##### ARTICLE #####
“L’esclavage existe toujours à Mayotte !” Alors que les discours liminaires à la cérémonie de commémoration de l’abolition de l’esclavage commençaient sur le parking du cinéma Alpa Joe à Mamoudzou ce mardi matin, un passant participait à sa manière en donnant de la voix avant de quitter les lieux en voiture. Sans toutefois perturber plus avant la cérémonie.
Si l’esclavage moderne n’a pas été à proprement parler évoqué lors de cette célébration, les éléments historiques et anthropologiques abordés éclairent la société mahoraise d’aujourd’hui autant que son passé.
Premier à prendre la parole, le président du conseil départemental Soibahadine Ibrahim Ramadani rappelait la base :
“En cette année 2021 nous célébrons le 175e anniversaire de l’abolition de l’esclavage à Mayotte, intervenu par ordonnance royale de Louis-Philippe le 9 décembre 1846 et en même temps nous célébrons le 73e anniversaire de la déclaration universelle des droits de l’homme de l’ONU en 1948. En cette matière Mayotte fait œuvre de précurseur dans l’ensemble français puisque cette abolition est intervenue un an et demi avant le décret libérateur de 1848.”
La date du 27 avril a été choisie par l’assemblée départementale pour célébrer l’abolition chaque année depuis 1994. “Plus qu’une habitude, c’est une obligation de mémoire” poursuivait le président du Département. Car selon lui, et ce postulat a guidé toute la conférence qui a suivi, “cette traite négrière et l’esclavage dans notre partie du monde a laissé des traces, des stigmates pour notre génération à nous”, et s’il existe un déni de cette réalité historique, “son héritage tapisse encore nos personnalités”.
Ainsi, si l’esclavage a été introduit à Mayotte il y a près de 1000 ans par les arabo-chiraziens, “l’arabisation a été idéalisée au point que tout ce qui n’est pas arabe est sous-évalué” à Mayotte analyse le chef de l’exécutif local, féru d’histoire. Il en veut pour preuve le terme swahili et shimaore “Ustaarab”, qui désigne la “manière arabe”. Par extension, ce mot issu de l’arabe “arabiser” a pris le sens de “civilisé”.
“Chez nous c’est celui qui a les bonnes manières, sous entendu « à l’arabe ». On n’a pas d’autre mot” précise Abdloulkarime Ben Saïd, directeur du Musée de Mayotte. Par extension “c’est devenu un mot qui désigne toute bonne façon de faire” ajoute ce dernier.
Ce qui n’est pas sans conséquence. L’influence arabe à Mayotte a ancré des préjugés dans la langue et la culture, et pénalisent l’analyse qui peut être faite du passé de Mayotte en lien avec l’esclavage.
##### LIGNES DE DONNÉES #####
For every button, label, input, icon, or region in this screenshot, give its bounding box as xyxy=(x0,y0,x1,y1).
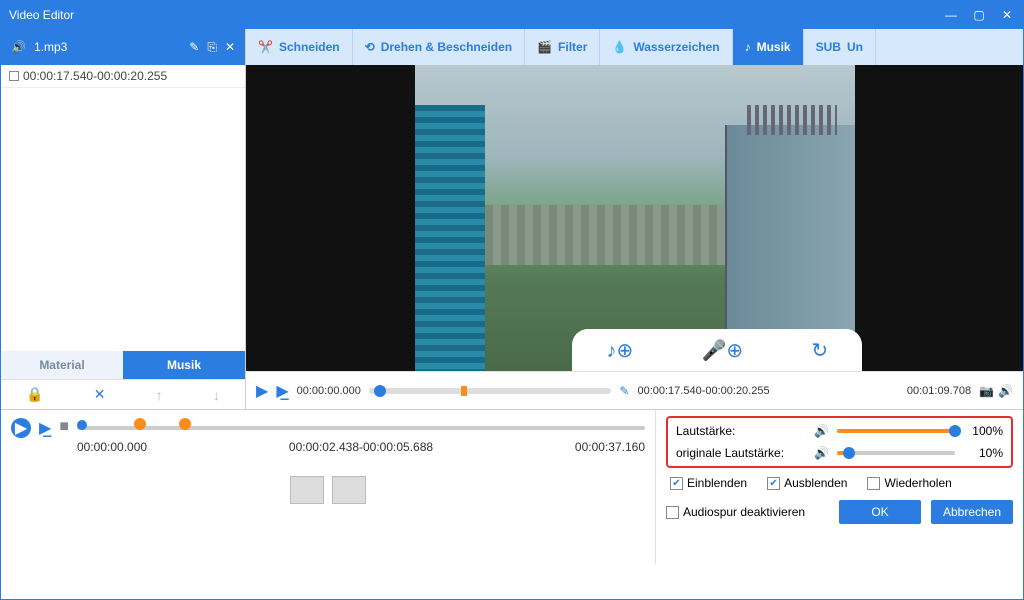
#####
CONSIGNE – Recopiez, s'il vous plaît, le passage de l'article sur l'abolition de l'esclavage à Mayotte qui s'ouvre sur les mots « Ainsi, si l’esclavage » et se clôt sur « lien avec l’esclavage. ».

CORRIGÉ –
Ainsi, si l’esclavage a été introduit à Mayotte il y a près de 1000 ans par les arabo-chiraziens, “l’arabisation a été idéalisée au point que tout ce qui n’est pas arabe est sous-évalué” à Mayotte analyse le chef de l’exécutif local, féru d’histoire. Il en veut pour preuve le terme swahili et shimaore “Ustaarab”, qui désigne la “manière arabe”. Par extension, ce mot issu de l’arabe “arabiser” a pris le sens de “civilisé”.
“Chez nous c’est celui qui a les bonnes manières, sous entendu « à l’arabe ». On n’a pas d’autre mot” précise Abdloulkarime Ben Saïd, directeur du Musée de Mayotte. Par extension “c’est devenu un mot qui désigne toute bonne façon de faire” ajoute ce dernier.
Ce qui n’est pas sans conséquence. L’influence arabe à Mayotte a ancré des préjugés dans la langue et la culture, et pénalisent l’analyse qui peut être faite du passé de Mayotte en lien avec l’esclavage.